▸ **STATED EXERCISE**: Return the whole listing, keeping every character the same.

(Saved entries)
▶

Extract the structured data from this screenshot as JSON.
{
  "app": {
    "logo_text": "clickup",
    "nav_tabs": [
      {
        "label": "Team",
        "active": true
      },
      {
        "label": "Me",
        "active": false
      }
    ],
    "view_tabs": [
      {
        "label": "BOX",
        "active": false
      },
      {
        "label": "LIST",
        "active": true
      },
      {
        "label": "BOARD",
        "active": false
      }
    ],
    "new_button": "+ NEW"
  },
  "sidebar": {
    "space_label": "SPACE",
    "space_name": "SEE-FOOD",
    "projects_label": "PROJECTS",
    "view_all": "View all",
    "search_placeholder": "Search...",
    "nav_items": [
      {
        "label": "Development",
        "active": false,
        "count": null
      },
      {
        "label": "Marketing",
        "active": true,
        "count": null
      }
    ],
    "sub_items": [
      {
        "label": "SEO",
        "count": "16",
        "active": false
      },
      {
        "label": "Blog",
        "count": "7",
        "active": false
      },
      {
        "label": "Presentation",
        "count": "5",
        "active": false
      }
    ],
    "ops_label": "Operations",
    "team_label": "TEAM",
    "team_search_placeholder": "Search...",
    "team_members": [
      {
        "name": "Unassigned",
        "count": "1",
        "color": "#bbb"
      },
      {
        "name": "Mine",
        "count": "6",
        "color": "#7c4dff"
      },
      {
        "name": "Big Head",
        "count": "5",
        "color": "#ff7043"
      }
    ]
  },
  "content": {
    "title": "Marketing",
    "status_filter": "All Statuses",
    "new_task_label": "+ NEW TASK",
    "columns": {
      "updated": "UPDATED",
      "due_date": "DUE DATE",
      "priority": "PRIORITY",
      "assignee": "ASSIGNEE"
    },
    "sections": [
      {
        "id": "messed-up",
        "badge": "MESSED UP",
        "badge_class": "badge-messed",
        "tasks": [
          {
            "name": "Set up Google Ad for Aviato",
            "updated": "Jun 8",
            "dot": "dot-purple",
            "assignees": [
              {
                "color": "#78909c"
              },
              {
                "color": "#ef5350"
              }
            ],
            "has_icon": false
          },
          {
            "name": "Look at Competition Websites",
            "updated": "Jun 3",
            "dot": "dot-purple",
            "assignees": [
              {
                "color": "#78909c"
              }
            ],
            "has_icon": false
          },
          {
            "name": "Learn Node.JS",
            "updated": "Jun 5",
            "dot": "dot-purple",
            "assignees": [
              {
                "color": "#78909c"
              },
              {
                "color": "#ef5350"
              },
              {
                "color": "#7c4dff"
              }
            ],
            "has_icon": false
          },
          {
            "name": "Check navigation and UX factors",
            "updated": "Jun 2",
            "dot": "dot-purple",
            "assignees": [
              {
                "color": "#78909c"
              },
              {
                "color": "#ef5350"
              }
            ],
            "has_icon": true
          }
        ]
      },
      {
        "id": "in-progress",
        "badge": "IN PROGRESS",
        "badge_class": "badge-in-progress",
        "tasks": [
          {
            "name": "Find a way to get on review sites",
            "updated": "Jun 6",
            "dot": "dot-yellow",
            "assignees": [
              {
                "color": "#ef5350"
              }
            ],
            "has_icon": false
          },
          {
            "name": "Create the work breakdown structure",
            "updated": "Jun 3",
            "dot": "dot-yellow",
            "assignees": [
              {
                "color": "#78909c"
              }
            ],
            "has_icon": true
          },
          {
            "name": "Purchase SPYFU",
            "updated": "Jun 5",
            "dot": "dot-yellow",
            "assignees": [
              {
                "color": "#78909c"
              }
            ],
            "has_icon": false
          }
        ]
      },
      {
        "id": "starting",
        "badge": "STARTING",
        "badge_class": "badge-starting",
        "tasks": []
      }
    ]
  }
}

◀

▸ **SOLUTION FOR THIS PROBLEM**:
Extract the structured data from this screenshot as JSON.
{
  "app": {
    "logo_text": "clickup",
    "nav_tabs": [
      {
        "label": "Team",
        "active": true
      },
      {
        "label": "Me",
        "active": false
      }
    ],
    "view_tabs": [
      {
        "label": "BOX",
        "active": false
      },
      {
        "label": "LIST",
        "active": true
      },
      {
        "label": "BOARD",
        "active": false
      }
    ],
    "new_button": "+ NEW"
  },
  "sidebar": {
    "space_label": "SPACE",
    "space_name": "SEE-FOOD",
    "projects_label": "PROJECTS",
    "view_all": "View all",
    "search_placeholder": "Search...",
    "nav_items": [
      {
        "label": "Development",
        "active": false,
        "count": null
      },
      {
        "label": "Marketing",
        "active": true,
        "count": null
      }
    ],
    "sub_items": [
      {
        "label": "SEO",
        "count": "16",
        "active": false
      },
      {
        "label": "Blog",
        "count": "7",
        "active": false
      },
      {
        "label": "Presentation",
        "count": "5",
        "active": false
      }
    ],
    "ops_label": "Operations",
    "team_label": "TEAM",
    "team_search_placeholder": "Search...",
    "team_members": [
      {
        "name": "Unassigned",
        "count": "1",
        "color": "#bbb"
      },
      {
        "name": "Mine",
        "count": "6",
        "color": "#7c4dff"
      },
      {
        "name": "Big Head",
        "count": "5",
        "color": "#ff7043"
      }
    ]
  },
  "content": {
    "title": "Marketing",
    "status_filter": "All Statuses",
    "new_task_label": "+ NEW TASK",
    "columns": {
      "updated": "UPDATED",
      "due_date": "DUE DATE",
      "priority": "PRIORITY",
      "assignee": "ASSIGNEE"
    },
    "sections": [
      {
        "id": "messed-up",
        "badge": "MESSED UP",
        "badge_class": "badge-messed",
        "tasks": [
          {
            "name": "Set up Google Ad for Aviato",
            "updated": "Jun 8",
            "dot": "dot-purple",
            "assignees": [
              {
                "color": "#78909c"
              },
              {
                "color": "#ef5350"
              }
            ],
            "has_icon": false
          },
          {
            "name": "Look at Competition Websites",
            "updated": "Jun 3",
            "dot": "dot-purple",
            "assignees": [
              {
                "color": "#78909c"
              }
            ],
            "has_icon": false
          },
          {
            "name": "Learn Node.JS",
            "updated": "Jun 5",
            "dot": "dot-purple",
            "assignees": [
              {
                "color": "#78909c"
              },
              {
                "color": "#ef5350"
              },
              {
                "color": "#7c4dff"
              }
            ],
            "has_icon": false
          },
          {
            "name": "Check navigation and UX factors",
            "updated": "Jun 2",
            "dot": "dot-purple",
            "assignees": [
              {
                "color": "#78909c"
              },
              {
                "color": "#ef5350"
              }
            ],
            "has_icon": true
          }
        ]
      },
      {
        "id": "in-progress",
        "badge": "IN PROGRESS",
        "badge_class": "badge-in-progress",
        "tasks": [
          {
            "name": "Find a way to get on review sites",
            "updated": "Jun 6",
            "dot": "dot-yellow",
            "assignees": [
              {
                "color": "#ef5350"
              }
            ],
            "has_icon": false
          },
          {
            "name": "Create the work breakdown structure",
            "updated": "Jun 3",
            "dot": "dot-yellow",
            "assignees": [
              {
                "color": "#78909c"
              }
            ],
            "has_icon": true
          },
          {
            "name": "Purchase SPYFU",
            "updated": "Jun 5",
            "dot": "dot-yellow",
            "assignees": [
              {
                "color": "#78909c"
              }
            ],
            "has_icon": false
          }
        ]
      },
      {
        "id": "starting",
        "badge": "STARTING",
        "badge_class": "badge-starting",
        "tasks": []
      }
    ]
  }
}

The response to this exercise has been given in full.